• Given exercise: Output each line exactly as it appears, skipping any embedded picture.

• Records for this task:
* * * *

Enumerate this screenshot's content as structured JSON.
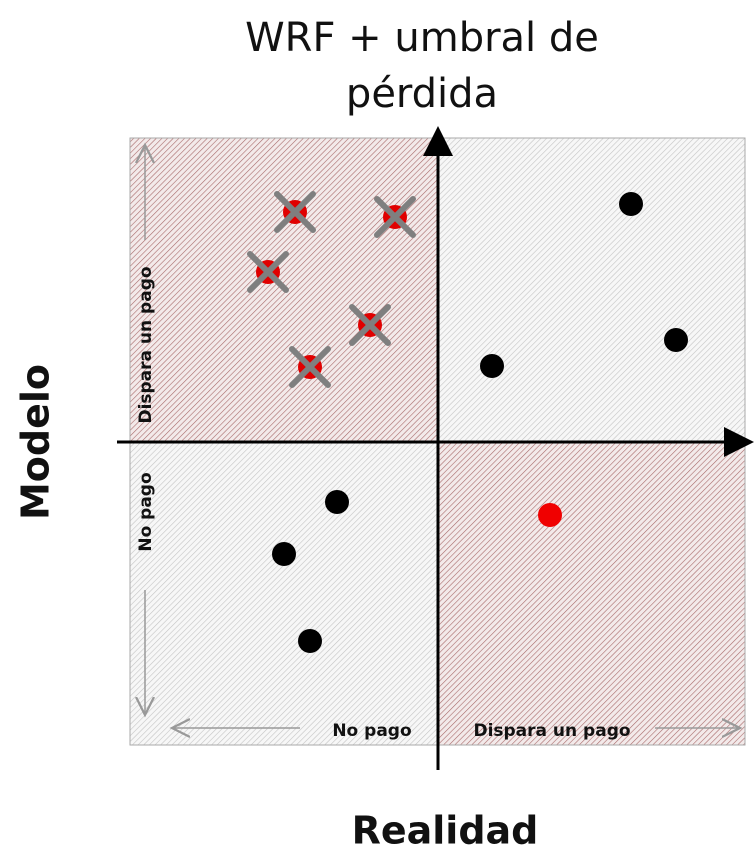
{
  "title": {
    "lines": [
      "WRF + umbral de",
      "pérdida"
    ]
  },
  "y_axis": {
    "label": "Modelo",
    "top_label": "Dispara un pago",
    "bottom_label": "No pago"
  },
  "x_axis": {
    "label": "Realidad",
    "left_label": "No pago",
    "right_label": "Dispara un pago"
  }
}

* * * *

• Answer in full:
Enumerate this screenshot's content as structured JSON.
{
  "title": {
    "lines": [
      "WRF + umbral de",
      "pérdida"
    ]
  },
  "y_axis": {
    "label": "Modelo",
    "top_label": "Dispara un pago",
    "bottom_label": "No pago"
  },
  "x_axis": {
    "label": "Realidad",
    "left_label": "No pago",
    "right_label": "Dispara un pago"
  }
}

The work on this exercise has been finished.